↓↓↓

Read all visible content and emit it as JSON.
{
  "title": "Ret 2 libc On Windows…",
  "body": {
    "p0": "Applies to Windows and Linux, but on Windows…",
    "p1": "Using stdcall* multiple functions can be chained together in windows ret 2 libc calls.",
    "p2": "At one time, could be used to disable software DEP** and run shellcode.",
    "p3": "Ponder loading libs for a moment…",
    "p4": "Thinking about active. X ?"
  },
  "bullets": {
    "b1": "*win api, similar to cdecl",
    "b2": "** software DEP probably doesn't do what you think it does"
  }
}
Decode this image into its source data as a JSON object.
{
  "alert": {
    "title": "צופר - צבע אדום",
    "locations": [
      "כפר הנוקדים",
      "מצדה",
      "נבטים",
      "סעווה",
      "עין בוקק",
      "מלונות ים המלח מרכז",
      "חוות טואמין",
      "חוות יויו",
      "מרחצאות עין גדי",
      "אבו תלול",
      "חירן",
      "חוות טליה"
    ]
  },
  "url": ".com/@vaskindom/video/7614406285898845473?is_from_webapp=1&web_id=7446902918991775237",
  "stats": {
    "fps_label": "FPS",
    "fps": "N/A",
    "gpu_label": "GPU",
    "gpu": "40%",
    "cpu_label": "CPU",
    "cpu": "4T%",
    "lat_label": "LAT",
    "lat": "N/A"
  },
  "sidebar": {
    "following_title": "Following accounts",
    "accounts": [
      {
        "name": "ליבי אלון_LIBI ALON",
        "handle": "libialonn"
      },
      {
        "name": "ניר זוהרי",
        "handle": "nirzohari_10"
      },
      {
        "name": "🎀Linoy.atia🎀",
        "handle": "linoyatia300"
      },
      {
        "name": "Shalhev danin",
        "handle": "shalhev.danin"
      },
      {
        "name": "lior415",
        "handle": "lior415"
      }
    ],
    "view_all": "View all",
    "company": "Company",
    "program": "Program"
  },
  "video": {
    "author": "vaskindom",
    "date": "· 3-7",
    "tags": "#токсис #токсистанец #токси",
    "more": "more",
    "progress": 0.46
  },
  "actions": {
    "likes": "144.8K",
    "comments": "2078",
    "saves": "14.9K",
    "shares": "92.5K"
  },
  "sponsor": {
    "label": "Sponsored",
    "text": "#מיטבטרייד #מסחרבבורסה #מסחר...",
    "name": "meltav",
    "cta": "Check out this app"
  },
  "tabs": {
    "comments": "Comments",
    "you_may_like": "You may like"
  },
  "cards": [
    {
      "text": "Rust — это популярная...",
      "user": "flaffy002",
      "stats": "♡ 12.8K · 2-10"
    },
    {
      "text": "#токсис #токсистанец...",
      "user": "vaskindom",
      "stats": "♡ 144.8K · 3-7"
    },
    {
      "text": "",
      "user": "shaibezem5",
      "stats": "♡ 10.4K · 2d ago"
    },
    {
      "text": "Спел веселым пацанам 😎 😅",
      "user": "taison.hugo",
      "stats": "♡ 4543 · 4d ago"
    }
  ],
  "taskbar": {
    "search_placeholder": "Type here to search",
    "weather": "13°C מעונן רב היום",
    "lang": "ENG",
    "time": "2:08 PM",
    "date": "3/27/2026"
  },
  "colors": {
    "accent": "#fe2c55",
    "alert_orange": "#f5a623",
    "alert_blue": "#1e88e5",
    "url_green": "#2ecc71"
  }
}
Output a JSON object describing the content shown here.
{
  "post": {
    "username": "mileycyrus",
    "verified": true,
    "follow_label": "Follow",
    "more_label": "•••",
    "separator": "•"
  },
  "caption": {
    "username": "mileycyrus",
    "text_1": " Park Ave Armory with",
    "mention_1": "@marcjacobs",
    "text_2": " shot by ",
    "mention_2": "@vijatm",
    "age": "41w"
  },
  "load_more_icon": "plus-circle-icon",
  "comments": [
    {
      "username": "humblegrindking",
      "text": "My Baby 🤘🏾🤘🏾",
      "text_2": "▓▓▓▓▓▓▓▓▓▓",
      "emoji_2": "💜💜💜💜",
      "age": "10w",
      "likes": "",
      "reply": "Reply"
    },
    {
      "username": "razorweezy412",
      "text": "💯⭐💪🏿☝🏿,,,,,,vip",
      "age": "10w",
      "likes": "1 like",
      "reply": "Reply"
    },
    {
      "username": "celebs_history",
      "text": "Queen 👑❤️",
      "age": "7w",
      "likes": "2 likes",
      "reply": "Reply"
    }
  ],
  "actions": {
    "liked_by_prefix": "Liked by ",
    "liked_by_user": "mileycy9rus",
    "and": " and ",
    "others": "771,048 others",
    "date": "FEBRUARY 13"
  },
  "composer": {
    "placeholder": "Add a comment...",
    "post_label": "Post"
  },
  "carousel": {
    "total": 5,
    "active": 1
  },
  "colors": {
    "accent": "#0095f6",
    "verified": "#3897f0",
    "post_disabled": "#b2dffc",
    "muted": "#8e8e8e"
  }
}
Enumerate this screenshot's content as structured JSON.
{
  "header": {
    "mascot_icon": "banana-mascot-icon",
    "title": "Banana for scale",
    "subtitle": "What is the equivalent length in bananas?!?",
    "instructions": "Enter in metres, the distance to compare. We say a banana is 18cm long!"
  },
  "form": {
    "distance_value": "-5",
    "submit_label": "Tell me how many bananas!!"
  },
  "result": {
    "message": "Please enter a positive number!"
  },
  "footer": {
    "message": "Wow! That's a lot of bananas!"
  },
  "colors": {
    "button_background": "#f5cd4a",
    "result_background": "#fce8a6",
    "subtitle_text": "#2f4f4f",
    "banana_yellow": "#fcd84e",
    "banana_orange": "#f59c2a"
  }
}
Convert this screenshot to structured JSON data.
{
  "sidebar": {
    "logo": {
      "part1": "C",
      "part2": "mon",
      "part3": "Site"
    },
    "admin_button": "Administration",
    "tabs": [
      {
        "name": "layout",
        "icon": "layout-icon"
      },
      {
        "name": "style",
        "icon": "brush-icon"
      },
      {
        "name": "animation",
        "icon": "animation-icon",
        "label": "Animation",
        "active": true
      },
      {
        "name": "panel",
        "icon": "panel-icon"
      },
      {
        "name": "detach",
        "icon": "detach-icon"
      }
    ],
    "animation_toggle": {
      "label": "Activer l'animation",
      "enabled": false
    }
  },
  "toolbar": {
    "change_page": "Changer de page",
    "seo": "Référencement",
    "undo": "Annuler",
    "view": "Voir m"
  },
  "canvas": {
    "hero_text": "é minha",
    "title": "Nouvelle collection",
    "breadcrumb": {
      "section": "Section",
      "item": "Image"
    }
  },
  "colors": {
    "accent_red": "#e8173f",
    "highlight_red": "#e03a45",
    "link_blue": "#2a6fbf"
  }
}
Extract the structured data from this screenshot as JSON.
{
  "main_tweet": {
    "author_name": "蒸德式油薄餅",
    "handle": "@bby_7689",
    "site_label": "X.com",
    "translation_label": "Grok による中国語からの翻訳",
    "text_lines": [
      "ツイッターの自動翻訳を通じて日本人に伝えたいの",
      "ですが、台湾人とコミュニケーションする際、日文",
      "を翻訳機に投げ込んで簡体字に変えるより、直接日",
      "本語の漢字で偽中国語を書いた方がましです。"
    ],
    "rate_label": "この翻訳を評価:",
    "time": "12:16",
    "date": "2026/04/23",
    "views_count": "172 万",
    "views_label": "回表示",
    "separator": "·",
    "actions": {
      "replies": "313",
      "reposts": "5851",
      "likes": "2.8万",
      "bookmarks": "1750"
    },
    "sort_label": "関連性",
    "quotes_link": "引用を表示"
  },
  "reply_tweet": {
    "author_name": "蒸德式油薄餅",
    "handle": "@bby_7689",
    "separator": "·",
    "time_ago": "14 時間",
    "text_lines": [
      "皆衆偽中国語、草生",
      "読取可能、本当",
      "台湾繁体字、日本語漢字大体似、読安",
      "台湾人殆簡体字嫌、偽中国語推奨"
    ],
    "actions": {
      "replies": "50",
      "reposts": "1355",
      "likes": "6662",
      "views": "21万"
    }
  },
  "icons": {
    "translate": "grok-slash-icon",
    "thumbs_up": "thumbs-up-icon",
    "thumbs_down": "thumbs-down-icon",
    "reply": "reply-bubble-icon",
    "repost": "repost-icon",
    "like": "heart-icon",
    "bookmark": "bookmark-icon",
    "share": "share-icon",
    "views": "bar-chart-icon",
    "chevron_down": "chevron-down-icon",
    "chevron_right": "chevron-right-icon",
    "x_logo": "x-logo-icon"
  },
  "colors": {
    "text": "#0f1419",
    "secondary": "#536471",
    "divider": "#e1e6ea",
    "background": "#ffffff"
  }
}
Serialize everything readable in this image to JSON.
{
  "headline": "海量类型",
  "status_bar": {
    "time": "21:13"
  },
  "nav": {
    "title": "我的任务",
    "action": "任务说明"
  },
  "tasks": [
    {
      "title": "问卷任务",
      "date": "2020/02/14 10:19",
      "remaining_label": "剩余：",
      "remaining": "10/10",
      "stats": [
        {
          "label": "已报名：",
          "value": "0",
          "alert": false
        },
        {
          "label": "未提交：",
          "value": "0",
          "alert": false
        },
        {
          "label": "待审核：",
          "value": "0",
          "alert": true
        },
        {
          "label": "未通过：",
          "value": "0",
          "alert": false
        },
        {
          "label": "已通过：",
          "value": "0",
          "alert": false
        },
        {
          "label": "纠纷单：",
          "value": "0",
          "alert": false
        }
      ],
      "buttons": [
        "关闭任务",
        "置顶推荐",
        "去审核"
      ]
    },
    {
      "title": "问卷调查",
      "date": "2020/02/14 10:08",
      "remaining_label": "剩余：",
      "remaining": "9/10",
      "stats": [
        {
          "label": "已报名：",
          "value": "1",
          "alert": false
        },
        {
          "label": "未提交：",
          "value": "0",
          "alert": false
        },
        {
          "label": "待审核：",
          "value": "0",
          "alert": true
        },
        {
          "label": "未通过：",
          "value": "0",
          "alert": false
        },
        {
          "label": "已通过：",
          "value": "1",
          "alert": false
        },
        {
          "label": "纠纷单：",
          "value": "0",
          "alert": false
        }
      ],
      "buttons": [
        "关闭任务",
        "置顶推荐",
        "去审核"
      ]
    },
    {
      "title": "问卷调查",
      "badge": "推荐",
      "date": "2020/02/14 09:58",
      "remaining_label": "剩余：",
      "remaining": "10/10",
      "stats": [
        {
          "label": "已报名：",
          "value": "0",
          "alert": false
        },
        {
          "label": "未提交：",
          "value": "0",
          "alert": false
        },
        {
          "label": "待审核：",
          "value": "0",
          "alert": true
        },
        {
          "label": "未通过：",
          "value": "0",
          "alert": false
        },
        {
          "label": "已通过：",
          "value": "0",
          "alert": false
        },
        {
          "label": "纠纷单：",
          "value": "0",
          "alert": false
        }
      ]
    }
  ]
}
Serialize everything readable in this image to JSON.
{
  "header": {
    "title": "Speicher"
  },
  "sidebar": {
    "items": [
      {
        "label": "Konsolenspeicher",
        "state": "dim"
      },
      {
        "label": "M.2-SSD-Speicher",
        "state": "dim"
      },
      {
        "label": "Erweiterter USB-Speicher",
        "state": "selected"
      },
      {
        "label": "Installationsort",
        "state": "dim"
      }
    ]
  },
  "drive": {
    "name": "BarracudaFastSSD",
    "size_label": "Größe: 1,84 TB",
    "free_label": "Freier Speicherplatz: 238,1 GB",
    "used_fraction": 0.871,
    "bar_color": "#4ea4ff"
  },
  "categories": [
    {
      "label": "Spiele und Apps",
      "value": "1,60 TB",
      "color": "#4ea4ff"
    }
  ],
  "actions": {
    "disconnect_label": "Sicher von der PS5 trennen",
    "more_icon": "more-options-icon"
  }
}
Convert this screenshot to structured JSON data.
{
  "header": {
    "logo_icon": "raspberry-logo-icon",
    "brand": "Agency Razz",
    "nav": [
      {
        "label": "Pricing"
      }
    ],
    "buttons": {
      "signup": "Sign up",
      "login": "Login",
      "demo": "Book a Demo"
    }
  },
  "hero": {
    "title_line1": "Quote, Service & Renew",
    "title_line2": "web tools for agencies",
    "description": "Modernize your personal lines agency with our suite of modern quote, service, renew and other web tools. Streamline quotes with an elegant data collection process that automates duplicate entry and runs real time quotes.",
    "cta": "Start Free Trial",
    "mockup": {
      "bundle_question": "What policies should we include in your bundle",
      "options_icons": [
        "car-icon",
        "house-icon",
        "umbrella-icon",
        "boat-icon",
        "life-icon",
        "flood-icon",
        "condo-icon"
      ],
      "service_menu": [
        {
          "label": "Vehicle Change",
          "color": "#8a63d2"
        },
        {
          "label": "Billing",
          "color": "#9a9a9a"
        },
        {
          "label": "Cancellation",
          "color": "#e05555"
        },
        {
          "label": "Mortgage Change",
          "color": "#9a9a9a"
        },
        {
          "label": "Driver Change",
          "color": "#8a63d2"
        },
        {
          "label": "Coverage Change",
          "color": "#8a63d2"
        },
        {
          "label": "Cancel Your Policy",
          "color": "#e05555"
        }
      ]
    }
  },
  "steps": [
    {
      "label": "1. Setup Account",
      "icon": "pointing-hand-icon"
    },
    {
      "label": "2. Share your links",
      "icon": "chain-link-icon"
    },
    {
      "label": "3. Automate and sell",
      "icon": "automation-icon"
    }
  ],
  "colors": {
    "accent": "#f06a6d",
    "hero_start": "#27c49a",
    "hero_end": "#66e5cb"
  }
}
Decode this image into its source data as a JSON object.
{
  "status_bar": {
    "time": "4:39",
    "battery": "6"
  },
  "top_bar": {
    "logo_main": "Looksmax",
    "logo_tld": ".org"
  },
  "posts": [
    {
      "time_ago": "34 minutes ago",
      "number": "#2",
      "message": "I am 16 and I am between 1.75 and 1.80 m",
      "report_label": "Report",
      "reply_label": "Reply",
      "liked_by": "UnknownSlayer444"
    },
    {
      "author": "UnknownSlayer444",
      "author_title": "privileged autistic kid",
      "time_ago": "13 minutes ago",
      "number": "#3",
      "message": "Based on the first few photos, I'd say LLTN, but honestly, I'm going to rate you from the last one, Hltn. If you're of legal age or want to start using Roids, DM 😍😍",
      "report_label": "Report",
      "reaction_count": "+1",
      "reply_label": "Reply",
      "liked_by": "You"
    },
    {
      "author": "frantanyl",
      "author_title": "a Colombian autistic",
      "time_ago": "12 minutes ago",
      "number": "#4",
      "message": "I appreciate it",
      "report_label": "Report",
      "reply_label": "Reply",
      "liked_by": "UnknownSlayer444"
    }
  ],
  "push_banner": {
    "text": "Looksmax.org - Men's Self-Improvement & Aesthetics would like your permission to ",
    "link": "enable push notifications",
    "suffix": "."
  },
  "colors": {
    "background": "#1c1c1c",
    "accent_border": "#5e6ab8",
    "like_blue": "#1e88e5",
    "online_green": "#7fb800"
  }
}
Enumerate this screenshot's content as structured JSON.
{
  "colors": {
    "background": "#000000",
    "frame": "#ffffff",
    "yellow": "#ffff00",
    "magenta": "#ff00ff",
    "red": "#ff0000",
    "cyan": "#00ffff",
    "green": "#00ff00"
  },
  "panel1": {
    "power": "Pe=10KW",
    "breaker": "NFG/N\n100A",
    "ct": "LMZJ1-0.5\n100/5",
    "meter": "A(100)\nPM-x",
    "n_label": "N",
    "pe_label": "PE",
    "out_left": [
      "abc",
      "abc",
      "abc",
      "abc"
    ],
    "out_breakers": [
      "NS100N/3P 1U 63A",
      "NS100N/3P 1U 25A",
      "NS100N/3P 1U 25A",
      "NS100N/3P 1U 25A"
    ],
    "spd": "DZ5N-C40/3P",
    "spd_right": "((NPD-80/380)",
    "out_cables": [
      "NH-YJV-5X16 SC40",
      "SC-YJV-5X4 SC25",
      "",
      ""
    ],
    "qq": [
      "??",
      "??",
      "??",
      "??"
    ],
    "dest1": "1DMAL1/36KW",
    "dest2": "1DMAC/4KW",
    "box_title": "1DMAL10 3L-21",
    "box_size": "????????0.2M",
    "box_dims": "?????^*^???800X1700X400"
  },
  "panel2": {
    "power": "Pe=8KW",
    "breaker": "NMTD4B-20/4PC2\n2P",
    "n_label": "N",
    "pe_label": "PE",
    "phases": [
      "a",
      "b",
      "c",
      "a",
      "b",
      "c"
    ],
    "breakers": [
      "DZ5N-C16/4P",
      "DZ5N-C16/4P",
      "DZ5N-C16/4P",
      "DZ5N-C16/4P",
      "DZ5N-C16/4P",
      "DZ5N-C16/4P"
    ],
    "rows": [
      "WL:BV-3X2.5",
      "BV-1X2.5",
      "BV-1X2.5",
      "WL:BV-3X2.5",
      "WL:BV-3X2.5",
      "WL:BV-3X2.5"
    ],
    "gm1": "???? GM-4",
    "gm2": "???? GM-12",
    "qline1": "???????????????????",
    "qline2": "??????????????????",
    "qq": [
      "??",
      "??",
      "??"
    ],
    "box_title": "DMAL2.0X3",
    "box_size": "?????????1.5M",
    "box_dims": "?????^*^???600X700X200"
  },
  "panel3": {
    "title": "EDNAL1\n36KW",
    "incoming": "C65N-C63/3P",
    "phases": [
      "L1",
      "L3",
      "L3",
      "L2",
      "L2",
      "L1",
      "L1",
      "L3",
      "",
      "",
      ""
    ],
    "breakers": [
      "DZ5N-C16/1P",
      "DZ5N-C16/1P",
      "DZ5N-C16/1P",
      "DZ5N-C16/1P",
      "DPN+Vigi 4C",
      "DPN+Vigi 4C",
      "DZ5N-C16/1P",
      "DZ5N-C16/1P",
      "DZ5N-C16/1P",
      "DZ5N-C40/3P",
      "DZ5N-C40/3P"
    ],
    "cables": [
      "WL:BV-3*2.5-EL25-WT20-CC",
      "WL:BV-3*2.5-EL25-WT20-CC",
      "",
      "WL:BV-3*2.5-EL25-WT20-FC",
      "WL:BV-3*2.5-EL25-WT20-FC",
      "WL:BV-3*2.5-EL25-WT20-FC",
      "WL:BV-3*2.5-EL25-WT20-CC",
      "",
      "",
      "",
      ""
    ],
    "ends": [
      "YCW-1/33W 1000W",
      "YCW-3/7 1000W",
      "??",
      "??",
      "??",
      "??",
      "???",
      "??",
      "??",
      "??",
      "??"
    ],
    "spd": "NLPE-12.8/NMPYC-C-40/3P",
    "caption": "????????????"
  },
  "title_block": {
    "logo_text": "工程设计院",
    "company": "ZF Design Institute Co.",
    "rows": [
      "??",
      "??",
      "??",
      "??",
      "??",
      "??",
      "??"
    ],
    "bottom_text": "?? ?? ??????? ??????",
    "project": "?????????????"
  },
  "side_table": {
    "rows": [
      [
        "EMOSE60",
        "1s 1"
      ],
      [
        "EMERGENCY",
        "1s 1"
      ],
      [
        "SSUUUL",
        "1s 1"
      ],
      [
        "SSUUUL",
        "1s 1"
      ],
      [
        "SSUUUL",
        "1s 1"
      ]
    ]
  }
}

↑↑↑

◆ Task description: Wherever a line in the data above holds "likes", copy that line.

◆ Complete output:
    "likes": "144.8K",
      "likes": "",
      "likes": "1 like",
      "likes": "2 likes",
      "likes": "2.8万",
      "likes": "6662",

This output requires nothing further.